#### Data lines ####

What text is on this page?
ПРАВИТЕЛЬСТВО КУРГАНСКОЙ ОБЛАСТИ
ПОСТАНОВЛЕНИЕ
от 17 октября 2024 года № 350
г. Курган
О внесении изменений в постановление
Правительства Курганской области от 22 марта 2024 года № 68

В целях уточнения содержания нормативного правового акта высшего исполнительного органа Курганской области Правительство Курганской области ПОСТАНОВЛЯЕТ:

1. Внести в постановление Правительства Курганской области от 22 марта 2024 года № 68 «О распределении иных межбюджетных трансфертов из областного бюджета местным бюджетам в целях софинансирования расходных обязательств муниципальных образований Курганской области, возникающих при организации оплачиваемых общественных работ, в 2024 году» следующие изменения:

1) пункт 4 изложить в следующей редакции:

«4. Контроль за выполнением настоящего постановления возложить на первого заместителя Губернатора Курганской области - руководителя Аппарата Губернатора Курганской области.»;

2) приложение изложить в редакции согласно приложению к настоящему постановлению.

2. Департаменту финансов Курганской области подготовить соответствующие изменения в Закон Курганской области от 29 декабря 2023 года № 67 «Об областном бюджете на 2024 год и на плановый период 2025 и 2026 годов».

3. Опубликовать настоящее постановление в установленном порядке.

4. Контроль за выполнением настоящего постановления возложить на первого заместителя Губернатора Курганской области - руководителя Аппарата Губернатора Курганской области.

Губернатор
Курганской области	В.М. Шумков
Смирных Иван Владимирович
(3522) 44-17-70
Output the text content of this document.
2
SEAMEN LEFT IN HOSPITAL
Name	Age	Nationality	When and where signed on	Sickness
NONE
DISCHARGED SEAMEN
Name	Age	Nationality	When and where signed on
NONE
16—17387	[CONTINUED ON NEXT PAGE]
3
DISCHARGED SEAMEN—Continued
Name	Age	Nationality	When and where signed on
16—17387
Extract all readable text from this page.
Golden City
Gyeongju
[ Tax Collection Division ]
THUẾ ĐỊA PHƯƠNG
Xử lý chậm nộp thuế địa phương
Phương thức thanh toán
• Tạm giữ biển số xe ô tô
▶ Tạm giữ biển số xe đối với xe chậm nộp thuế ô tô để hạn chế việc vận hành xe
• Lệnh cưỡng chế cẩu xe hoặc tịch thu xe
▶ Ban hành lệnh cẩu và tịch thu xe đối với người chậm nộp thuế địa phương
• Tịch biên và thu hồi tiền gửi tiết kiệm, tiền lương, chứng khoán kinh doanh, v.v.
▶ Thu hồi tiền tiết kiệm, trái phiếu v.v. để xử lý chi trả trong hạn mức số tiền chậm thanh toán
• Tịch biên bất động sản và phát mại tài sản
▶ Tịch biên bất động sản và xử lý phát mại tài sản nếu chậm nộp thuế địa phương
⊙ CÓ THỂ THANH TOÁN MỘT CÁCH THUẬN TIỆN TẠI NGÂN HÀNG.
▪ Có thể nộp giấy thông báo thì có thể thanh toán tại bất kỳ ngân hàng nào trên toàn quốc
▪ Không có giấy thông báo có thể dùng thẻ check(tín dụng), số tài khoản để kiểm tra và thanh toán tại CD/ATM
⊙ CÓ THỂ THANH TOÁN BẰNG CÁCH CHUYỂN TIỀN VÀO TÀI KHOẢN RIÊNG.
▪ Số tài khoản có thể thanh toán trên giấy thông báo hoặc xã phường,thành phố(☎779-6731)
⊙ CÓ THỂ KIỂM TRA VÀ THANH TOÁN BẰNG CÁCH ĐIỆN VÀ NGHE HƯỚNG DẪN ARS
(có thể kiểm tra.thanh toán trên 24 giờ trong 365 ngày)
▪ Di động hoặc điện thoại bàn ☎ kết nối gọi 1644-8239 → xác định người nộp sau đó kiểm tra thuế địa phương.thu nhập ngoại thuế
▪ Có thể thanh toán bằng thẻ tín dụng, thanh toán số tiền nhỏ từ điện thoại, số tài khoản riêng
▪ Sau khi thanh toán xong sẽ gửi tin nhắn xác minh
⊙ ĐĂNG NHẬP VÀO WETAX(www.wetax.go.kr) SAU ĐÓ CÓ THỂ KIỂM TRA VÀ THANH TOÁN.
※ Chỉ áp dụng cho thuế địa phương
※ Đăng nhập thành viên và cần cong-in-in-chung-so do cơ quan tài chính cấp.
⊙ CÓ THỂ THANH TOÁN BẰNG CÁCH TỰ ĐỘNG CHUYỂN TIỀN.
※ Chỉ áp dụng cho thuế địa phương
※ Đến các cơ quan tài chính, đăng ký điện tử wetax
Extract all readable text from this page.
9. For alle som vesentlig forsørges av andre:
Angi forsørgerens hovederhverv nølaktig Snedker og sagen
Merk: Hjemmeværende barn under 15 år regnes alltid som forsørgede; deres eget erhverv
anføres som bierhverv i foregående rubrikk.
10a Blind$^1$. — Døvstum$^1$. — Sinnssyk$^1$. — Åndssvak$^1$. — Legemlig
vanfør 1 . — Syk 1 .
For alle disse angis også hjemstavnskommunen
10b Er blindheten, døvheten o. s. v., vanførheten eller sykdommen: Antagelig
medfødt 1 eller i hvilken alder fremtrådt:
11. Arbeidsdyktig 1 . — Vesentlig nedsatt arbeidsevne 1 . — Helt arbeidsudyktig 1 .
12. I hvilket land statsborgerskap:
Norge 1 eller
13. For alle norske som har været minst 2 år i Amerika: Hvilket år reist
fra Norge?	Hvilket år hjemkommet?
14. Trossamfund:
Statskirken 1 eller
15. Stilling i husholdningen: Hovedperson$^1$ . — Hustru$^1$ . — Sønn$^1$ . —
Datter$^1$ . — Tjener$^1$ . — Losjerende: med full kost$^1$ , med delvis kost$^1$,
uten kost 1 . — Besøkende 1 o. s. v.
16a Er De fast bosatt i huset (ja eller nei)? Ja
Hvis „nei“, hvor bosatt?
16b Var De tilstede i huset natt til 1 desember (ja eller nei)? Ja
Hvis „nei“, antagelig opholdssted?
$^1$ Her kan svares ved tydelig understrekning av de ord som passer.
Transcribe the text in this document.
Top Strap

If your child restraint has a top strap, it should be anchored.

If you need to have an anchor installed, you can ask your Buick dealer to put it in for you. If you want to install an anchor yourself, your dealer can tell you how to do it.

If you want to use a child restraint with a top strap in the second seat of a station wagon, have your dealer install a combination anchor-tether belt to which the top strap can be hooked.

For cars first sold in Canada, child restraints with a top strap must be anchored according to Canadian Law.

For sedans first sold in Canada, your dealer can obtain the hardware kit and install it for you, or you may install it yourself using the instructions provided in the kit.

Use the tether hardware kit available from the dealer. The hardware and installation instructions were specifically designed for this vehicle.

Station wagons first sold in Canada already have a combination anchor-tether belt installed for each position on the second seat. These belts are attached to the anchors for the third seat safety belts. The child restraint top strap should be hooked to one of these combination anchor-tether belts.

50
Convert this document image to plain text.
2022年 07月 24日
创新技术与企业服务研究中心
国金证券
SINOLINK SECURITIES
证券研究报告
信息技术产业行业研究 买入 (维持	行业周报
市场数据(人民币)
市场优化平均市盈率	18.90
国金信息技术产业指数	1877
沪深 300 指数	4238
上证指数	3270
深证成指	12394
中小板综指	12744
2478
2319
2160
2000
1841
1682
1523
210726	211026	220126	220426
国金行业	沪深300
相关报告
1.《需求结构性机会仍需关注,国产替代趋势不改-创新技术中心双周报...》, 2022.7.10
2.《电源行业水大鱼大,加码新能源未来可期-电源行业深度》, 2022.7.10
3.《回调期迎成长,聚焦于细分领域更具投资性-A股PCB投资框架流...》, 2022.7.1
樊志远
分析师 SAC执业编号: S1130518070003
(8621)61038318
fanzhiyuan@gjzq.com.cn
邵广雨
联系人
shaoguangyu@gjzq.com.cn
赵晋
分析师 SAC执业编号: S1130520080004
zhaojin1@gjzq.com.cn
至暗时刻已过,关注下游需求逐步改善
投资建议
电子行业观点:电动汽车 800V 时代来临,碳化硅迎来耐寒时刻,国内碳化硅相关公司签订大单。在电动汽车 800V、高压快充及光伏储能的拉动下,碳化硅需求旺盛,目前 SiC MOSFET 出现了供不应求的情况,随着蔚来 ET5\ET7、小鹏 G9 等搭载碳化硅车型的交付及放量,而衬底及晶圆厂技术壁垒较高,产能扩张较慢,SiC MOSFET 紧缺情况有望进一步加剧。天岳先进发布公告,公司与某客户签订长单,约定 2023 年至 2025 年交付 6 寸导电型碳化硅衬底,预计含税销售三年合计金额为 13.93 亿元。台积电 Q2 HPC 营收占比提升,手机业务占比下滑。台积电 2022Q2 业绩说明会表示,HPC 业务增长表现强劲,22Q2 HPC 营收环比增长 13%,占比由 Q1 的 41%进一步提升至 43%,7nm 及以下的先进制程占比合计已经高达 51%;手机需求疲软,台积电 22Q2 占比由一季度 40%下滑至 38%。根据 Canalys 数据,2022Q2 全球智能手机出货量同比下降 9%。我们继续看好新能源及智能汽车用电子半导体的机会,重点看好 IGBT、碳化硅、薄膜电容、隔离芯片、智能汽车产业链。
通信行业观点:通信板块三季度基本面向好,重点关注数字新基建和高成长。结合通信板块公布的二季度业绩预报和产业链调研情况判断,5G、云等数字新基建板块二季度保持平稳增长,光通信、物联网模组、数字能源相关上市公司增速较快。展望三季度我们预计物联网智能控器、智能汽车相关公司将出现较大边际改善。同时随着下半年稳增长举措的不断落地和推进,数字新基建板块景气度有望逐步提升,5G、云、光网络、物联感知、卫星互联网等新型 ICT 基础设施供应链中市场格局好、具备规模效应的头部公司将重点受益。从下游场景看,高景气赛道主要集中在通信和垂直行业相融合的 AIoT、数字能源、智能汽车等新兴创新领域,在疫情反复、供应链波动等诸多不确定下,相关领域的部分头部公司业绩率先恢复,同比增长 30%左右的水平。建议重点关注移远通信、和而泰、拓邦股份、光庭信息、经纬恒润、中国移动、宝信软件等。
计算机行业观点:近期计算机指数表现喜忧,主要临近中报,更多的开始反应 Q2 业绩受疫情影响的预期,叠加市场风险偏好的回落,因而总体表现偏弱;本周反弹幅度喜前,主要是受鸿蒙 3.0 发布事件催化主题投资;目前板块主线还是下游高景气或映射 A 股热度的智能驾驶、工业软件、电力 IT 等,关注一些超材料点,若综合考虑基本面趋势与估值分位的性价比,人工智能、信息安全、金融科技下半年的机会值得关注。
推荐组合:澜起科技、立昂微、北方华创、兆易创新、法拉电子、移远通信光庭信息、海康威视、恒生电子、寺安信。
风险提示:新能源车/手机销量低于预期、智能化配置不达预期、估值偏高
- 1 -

####

Written instruction: Reproduce every line from the entries that holds the word "SEAMEN".

Expected output:
SEAMEN LEFT IN HOSPITAL
DISCHARGED SEAMEN
DISCHARGED SEAMEN—Continued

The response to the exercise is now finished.